■ **YOUR GOAL**
Gather up all lines that carry the word "импульсным".

■ **RECORDS FOR THE TASK**

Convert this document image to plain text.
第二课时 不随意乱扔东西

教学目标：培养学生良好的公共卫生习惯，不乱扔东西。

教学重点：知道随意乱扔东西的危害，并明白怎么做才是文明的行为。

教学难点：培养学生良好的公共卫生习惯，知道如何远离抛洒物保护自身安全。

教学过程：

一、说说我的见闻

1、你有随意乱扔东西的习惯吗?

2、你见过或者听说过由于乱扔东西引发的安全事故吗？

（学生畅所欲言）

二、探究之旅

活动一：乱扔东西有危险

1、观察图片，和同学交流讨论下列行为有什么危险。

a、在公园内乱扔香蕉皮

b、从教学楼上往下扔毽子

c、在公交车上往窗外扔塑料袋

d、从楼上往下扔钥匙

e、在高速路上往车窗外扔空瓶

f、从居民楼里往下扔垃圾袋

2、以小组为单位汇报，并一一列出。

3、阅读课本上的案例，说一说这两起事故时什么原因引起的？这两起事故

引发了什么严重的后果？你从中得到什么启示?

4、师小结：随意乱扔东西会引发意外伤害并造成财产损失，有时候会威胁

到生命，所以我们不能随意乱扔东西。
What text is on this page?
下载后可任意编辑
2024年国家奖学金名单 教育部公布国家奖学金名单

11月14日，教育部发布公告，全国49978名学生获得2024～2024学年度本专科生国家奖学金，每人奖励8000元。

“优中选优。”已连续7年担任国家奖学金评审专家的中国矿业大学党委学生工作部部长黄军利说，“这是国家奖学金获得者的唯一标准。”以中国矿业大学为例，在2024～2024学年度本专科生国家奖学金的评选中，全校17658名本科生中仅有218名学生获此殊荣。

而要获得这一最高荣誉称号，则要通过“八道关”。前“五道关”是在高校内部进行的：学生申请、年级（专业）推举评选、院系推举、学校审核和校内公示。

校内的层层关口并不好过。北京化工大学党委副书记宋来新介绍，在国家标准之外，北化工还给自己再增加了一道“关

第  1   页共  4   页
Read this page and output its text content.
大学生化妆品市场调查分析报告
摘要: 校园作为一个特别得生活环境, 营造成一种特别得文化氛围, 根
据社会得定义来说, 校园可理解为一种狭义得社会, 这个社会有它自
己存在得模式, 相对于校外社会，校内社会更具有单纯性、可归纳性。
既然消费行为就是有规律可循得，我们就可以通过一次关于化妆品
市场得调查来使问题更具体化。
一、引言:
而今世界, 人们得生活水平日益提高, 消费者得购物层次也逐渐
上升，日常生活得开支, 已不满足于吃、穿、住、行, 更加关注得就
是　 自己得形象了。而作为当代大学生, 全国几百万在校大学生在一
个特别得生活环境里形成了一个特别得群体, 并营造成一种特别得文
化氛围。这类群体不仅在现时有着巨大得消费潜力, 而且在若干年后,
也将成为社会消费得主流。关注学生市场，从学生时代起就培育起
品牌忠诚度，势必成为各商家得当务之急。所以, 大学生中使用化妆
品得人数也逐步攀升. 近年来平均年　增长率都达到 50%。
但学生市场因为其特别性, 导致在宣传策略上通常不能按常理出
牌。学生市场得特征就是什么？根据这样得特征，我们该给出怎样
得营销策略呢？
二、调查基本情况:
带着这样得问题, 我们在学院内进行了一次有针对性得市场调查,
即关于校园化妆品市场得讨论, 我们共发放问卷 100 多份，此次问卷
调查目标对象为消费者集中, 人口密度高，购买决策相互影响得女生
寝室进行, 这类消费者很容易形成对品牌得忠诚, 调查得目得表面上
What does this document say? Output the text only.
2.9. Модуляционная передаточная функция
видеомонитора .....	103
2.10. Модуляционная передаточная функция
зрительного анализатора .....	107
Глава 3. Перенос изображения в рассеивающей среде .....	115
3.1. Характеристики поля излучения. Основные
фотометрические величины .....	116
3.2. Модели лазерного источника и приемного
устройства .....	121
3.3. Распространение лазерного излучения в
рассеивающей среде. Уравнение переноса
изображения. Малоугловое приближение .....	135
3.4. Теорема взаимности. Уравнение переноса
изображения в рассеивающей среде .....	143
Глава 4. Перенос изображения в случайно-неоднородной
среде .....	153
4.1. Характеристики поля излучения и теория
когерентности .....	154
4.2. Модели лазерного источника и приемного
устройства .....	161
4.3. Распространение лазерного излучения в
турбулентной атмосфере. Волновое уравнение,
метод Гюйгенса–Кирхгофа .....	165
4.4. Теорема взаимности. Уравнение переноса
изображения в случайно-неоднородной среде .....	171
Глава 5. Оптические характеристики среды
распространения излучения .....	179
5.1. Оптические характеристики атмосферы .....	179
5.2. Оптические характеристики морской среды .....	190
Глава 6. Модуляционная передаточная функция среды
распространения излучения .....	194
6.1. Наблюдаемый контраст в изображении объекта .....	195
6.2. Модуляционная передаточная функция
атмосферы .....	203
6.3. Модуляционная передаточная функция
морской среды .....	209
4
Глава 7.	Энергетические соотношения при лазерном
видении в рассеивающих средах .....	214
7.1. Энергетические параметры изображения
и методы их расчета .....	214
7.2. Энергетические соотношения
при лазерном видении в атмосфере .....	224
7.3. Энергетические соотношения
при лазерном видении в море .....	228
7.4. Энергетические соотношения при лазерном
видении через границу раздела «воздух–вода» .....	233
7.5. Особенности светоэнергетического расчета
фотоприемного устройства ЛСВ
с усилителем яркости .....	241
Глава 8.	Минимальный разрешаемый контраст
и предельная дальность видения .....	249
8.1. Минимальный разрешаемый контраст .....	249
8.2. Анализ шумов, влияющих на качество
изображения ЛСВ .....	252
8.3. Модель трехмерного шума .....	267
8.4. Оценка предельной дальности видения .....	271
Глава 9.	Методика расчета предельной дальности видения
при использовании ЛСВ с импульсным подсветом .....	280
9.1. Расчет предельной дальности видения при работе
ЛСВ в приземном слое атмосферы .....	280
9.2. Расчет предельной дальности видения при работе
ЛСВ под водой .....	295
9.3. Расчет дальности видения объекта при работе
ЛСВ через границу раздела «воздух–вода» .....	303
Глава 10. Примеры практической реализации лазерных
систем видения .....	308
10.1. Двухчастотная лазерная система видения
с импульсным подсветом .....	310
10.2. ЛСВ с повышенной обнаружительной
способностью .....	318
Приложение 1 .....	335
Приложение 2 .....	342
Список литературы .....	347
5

■ **SOLUTION BELOW**
при использовании ЛСВ с импульсным подсветом .....	280
с импульсным подсветом .....	310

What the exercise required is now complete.